[Start of Dataset content]
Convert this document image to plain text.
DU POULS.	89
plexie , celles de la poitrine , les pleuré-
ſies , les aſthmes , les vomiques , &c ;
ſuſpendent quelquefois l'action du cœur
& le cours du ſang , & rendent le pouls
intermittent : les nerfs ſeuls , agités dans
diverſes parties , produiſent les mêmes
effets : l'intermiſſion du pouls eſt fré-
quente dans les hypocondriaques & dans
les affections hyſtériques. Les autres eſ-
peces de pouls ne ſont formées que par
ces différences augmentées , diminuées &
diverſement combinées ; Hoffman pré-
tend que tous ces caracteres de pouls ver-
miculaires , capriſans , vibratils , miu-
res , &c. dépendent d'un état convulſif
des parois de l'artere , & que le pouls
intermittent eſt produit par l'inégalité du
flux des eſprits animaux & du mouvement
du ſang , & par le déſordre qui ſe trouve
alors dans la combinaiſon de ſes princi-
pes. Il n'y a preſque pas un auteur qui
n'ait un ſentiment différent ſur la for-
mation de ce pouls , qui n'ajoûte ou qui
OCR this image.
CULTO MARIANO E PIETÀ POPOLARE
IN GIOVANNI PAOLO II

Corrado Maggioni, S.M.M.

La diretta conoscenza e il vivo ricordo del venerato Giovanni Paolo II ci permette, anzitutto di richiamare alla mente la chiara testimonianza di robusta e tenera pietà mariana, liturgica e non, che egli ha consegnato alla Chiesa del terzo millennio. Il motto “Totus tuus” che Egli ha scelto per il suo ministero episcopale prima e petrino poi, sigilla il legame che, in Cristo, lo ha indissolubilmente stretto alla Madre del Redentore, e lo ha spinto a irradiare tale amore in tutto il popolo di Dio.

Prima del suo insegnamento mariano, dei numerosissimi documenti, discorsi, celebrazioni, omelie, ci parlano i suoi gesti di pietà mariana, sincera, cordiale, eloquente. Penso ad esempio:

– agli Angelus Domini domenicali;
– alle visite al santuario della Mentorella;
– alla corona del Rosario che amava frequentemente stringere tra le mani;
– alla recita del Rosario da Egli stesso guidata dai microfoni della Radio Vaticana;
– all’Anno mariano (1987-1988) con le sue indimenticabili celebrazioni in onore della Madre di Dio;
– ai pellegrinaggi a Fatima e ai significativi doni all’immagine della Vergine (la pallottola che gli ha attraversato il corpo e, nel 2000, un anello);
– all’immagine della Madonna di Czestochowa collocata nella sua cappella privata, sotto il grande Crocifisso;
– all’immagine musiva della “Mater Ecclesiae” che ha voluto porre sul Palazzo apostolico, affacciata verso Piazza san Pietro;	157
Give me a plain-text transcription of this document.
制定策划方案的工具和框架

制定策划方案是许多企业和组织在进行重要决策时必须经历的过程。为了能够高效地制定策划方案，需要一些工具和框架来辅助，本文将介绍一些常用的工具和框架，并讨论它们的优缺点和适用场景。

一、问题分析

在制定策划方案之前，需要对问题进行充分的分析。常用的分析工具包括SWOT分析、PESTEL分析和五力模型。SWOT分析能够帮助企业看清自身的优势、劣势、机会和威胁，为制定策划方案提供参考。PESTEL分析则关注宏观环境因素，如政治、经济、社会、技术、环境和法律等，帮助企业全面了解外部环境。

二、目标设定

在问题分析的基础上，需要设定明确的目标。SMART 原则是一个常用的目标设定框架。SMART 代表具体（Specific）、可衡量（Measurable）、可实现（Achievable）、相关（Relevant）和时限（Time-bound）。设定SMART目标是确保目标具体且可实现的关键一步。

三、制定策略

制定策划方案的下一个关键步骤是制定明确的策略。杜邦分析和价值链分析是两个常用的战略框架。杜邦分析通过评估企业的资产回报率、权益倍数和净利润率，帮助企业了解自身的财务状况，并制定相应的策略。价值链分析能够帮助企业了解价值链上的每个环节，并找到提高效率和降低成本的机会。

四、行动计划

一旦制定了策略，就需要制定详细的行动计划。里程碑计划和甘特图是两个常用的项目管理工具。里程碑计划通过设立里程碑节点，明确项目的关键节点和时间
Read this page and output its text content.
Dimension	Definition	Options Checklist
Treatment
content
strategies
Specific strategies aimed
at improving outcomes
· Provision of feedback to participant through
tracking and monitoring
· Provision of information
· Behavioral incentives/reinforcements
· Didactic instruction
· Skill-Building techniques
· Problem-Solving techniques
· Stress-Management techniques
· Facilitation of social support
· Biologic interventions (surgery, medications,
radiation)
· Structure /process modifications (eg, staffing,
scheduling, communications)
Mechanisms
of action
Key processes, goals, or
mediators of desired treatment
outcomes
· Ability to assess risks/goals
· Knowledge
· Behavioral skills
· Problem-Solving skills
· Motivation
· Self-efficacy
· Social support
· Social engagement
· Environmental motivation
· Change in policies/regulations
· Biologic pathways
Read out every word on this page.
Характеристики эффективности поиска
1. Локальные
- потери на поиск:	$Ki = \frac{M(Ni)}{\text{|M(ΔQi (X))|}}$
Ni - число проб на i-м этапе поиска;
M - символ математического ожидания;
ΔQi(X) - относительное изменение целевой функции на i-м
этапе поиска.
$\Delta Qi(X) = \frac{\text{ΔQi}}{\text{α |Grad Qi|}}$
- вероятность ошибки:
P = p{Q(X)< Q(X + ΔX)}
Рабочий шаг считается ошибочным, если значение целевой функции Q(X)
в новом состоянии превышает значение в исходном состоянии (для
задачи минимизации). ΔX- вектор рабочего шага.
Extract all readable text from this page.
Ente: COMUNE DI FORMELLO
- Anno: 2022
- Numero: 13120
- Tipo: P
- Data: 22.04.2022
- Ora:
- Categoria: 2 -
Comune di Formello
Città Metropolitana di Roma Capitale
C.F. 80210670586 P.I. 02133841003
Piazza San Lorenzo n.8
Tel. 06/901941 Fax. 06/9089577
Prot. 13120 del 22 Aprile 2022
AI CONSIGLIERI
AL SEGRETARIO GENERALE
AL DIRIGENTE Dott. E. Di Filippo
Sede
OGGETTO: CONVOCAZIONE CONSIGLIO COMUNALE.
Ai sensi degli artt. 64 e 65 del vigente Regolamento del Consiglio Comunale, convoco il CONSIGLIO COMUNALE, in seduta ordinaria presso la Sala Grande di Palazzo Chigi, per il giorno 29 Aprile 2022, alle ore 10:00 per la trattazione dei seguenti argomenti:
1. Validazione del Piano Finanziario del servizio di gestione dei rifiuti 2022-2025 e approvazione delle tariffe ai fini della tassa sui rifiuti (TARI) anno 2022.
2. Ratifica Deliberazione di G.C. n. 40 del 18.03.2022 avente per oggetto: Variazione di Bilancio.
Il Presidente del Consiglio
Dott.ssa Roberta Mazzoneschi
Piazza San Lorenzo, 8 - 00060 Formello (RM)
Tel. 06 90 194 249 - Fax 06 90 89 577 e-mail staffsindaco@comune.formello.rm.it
[End of Dataset content]
### Given task
Above are the records; copy all of them exactly.

### Exercise result
Convert this document image to plain text.
DU POULS.	89
plexie , celles de la poitrine , les pleuré-
ſies , les aſthmes , les vomiques , &c ;
ſuſpendent quelquefois l'action du cœur
& le cours du ſang , & rendent le pouls
intermittent : les nerfs ſeuls , agités dans
diverſes parties , produiſent les mêmes
effets : l'intermiſſion du pouls eſt fré-
quente dans les hypocondriaques & dans
les affections hyſtériques. Les autres eſ-
peces de pouls ne ſont formées que par
ces différences augmentées , diminuées &
diverſement combinées ; Hoffman pré-
tend que tous ces caracteres de pouls ver-
miculaires , capriſans , vibratils , miu-
res , &c. dépendent d'un état convulſif
des parois de l'artere , & que le pouls
intermittent eſt produit par l'inégalité du
flux des eſprits animaux & du mouvement
du ſang , & par le déſordre qui ſe trouve
alors dans la combinaiſon de ſes princi-
pes. Il n'y a preſque pas un auteur qui
n'ait un ſentiment différent ſur la for-
mation de ce pouls , qui n'ajoûte ou qui
OCR this image.
CULTO MARIANO E PIETÀ POPOLARE
IN GIOVANNI PAOLO II

Corrado Maggioni, S.M.M.

La diretta conoscenza e il vivo ricordo del venerato Giovanni Paolo II ci permette, anzitutto di richiamare alla mente la chiara testimonianza di robusta e tenera pietà mariana, liturgica e non, che egli ha consegnato alla Chiesa del terzo millennio. Il motto “Totus tuus” che Egli ha scelto per il suo ministero episcopale prima e petrino poi, sigilla il legame che, in Cristo, lo ha indissolubilmente stretto alla Madre del Redentore, e lo ha spinto a irradiare tale amore in tutto il popolo di Dio.

Prima del suo insegnamento mariano, dei numerosissimi documenti, discorsi, celebrazioni, omelie, ci parlano i suoi gesti di pietà mariana, sincera, cordiale, eloquente. Penso ad esempio:

– agli Angelus Domini domenicali;
– alle visite al santuario della Mentorella;
– alla corona del Rosario che amava frequentemente stringere tra le mani;
– alla recita del Rosario da Egli stesso guidata dai microfoni della Radio Vaticana;
– all’Anno mariano (1987-1988) con le sue indimenticabili celebrazioni in onore della Madre di Dio;
– ai pellegrinaggi a Fatima e ai significativi doni all’immagine della Vergine (la pallottola che gli ha attraversato il corpo e, nel 2000, un anello);
– all’immagine della Madonna di Czestochowa collocata nella sua cappella privata, sotto il grande Crocifisso;
– all’immagine musiva della “Mater Ecclesiae” che ha voluto porre sul Palazzo apostolico, affacciata verso Piazza san Pietro;	157
Give me a plain-text transcription of this document.
制定策划方案的工具和框架

制定策划方案是许多企业和组织在进行重要决策时必须经历的过程。为了能够高效地制定策划方案，需要一些工具和框架来辅助，本文将介绍一些常用的工具和框架，并讨论它们的优缺点和适用场景。

一、问题分析

在制定策划方案之前，需要对问题进行充分的分析。常用的分析工具包括SWOT分析、PESTEL分析和五力模型。SWOT分析能够帮助企业看清自身的优势、劣势、机会和威胁，为制定策划方案提供参考。PESTEL分析则关注宏观环境因素，如政治、经济、社会、技术、环境和法律等，帮助企业全面了解外部环境。

二、目标设定

在问题分析的基础上，需要设定明确的目标。SMART 原则是一个常用的目标设定框架。SMART 代表具体（Specific）、可衡量（Measurable）、可实现（Achievable）、相关（Relevant）和时限（Time-bound）。设定SMART目标是确保目标具体且可实现的关键一步。

三、制定策略

制定策划方案的下一个关键步骤是制定明确的策略。杜邦分析和价值链分析是两个常用的战略框架。杜邦分析通过评估企业的资产回报率、权益倍数和净利润率，帮助企业了解自身的财务状况，并制定相应的策略。价值链分析能够帮助企业了解价值链上的每个环节，并找到提高效率和降低成本的机会。

四、行动计划

一旦制定了策略，就需要制定详细的行动计划。里程碑计划和甘特图是两个常用的项目管理工具。里程碑计划通过设立里程碑节点，明确项目的关键节点和时间
Read this page and output its text content.
Dimension	Definition	Options Checklist
Treatment
content
strategies
Specific strategies aimed
at improving outcomes
· Provision of feedback to participant through
tracking and monitoring
· Provision of information
· Behavioral incentives/reinforcements
· Didactic instruction
· Skill-Building techniques
· Problem-Solving techniques
· Stress-Management techniques
· Facilitation of social support
· Biologic interventions (surgery, medications,
radiation)
· Structure /process modifications (eg, staffing,
scheduling, communications)
Mechanisms
of action
Key processes, goals, or
mediators of desired treatment
outcomes
· Ability to assess risks/goals
· Knowledge
· Behavioral skills
· Problem-Solving skills
· Motivation
· Self-efficacy
· Social support
· Social engagement
· Environmental motivation
· Change in policies/regulations
· Biologic pathways
Read out every word on this page.
Характеристики эффективности поиска
1. Локальные
- потери на поиск:	$Ki = \frac{M(Ni)}{\text{|M(ΔQi (X))|}}$
Ni - число проб на i-м этапе поиска;
M - символ математического ожидания;
ΔQi(X) - относительное изменение целевой функции на i-м
этапе поиска.
$\Delta Qi(X) = \frac{\text{ΔQi}}{\text{α |Grad Qi|}}$
- вероятность ошибки:
P = p{Q(X)< Q(X + ΔX)}
Рабочий шаг считается ошибочным, если значение целевой функции Q(X)
в новом состоянии превышает значение в исходном состоянии (для
задачи минимизации). ΔX- вектор рабочего шага.
Extract all readable text from this page.
Ente: COMUNE DI FORMELLO
- Anno: 2022
- Numero: 13120
- Tipo: P
- Data: 22.04.2022
- Ora:
- Categoria: 2 -
Comune di Formello
Città Metropolitana di Roma Capitale
C.F. 80210670586 P.I. 02133841003
Piazza San Lorenzo n.8
Tel. 06/901941 Fax. 06/9089577
Prot. 13120 del 22 Aprile 2022
AI CONSIGLIERI
AL SEGRETARIO GENERALE
AL DIRIGENTE Dott. E. Di Filippo
Sede
OGGETTO: CONVOCAZIONE CONSIGLIO COMUNALE.
Ai sensi degli artt. 64 e 65 del vigente Regolamento del Consiglio Comunale, convoco il CONSIGLIO COMUNALE, in seduta ordinaria presso la Sala Grande di Palazzo Chigi, per il giorno 29 Aprile 2022, alle ore 10:00 per la trattazione dei seguenti argomenti:
1. Validazione del Piano Finanziario del servizio di gestione dei rifiuti 2022-2025 e approvazione delle tariffe ai fini della tassa sui rifiuti (TARI) anno 2022.
2. Ratifica Deliberazione di G.C. n. 40 del 18.03.2022 avente per oggetto: Variazione di Bilancio.
Il Presidente del Consiglio
Dott.ssa Roberta Mazzoneschi
Piazza San Lorenzo, 8 - 00060 Formello (RM)
Tel. 06 90 194 249 - Fax 06 90 89 577 e-mail staffsindaco@comune.formello.rm.it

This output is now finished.